[start of Exercise inputs]

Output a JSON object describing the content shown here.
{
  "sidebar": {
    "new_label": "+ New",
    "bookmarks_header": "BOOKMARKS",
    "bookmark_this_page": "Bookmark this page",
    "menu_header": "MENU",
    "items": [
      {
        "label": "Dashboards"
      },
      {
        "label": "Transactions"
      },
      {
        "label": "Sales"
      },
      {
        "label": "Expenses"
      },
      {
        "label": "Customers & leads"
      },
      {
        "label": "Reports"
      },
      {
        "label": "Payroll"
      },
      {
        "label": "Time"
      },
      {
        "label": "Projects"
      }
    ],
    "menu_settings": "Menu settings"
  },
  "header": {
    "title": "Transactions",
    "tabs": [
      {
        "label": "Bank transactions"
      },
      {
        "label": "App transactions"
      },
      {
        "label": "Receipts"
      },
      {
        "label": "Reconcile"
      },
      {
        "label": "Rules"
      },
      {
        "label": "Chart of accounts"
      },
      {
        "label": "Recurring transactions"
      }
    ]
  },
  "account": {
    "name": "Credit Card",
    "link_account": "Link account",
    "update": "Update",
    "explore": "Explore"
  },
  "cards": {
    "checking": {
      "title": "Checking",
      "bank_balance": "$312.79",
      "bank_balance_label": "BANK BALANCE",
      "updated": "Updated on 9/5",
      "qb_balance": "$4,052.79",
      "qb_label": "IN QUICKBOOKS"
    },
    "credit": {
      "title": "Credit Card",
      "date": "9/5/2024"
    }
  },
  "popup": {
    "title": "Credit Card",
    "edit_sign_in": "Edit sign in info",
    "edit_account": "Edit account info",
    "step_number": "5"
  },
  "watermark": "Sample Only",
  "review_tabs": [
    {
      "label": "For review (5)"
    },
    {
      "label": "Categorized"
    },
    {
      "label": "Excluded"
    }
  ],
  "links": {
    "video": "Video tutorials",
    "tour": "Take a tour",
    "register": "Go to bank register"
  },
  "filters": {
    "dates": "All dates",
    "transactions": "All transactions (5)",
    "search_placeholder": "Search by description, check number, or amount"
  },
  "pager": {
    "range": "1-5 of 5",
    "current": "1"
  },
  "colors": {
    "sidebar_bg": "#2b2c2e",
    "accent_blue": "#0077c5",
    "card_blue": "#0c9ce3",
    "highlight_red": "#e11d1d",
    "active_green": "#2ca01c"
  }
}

[end of Exercise inputs]

(Work required): Restate the data above exactly, keeping each word as it stands.

(Exercise result):
Output a JSON object describing the content shown here.
{
  "sidebar": {
    "new_label": "+ New",
    "bookmarks_header": "BOOKMARKS",
    "bookmark_this_page": "Bookmark this page",
    "menu_header": "MENU",
    "items": [
      {
        "label": "Dashboards"
      },
      {
        "label": "Transactions"
      },
      {
        "label": "Sales"
      },
      {
        "label": "Expenses"
      },
      {
        "label": "Customers & leads"
      },
      {
        "label": "Reports"
      },
      {
        "label": "Payroll"
      },
      {
        "label": "Time"
      },
      {
        "label": "Projects"
      }
    ],
    "menu_settings": "Menu settings"
  },
  "header": {
    "title": "Transactions",
    "tabs": [
      {
        "label": "Bank transactions"
      },
      {
        "label": "App transactions"
      },
      {
        "label": "Receipts"
      },
      {
        "label": "Reconcile"
      },
      {
        "label": "Rules"
      },
      {
        "label": "Chart of accounts"
      },
      {
        "label": "Recurring transactions"
      }
    ]
  },
  "account": {
    "name": "Credit Card",
    "link_account": "Link account",
    "update": "Update",
    "explore": "Explore"
  },
  "cards": {
    "checking": {
      "title": "Checking",
      "bank_balance": "$312.79",
      "bank_balance_label": "BANK BALANCE",
      "updated": "Updated on 9/5",
      "qb_balance": "$4,052.79",
      "qb_label": "IN QUICKBOOKS"
    },
    "credit": {
      "title": "Credit Card",
      "date": "9/5/2024"
    }
  },
  "popup": {
    "title": "Credit Card",
    "edit_sign_in": "Edit sign in info",
    "edit_account": "Edit account info",
    "step_number": "5"
  },
  "watermark": "Sample Only",
  "review_tabs": [
    {
      "label": "For review (5)"
    },
    {
      "label": "Categorized"
    },
    {
      "label": "Excluded"
    }
  ],
  "links": {
    "video": "Video tutorials",
    "tour": "Take a tour",
    "register": "Go to bank register"
  },
  "filters": {
    "dates": "All dates",
    "transactions": "All transactions (5)",
    "search_placeholder": "Search by description, check number, or amount"
  },
  "pager": {
    "range": "1-5 of 5",
    "current": "1"
  },
  "colors": {
    "sidebar_bg": "#2b2c2e",
    "accent_blue": "#0077c5",
    "card_blue": "#0c9ce3",
    "highlight_red": "#e11d1d",
    "active_green": "#2ca01c"
  }
}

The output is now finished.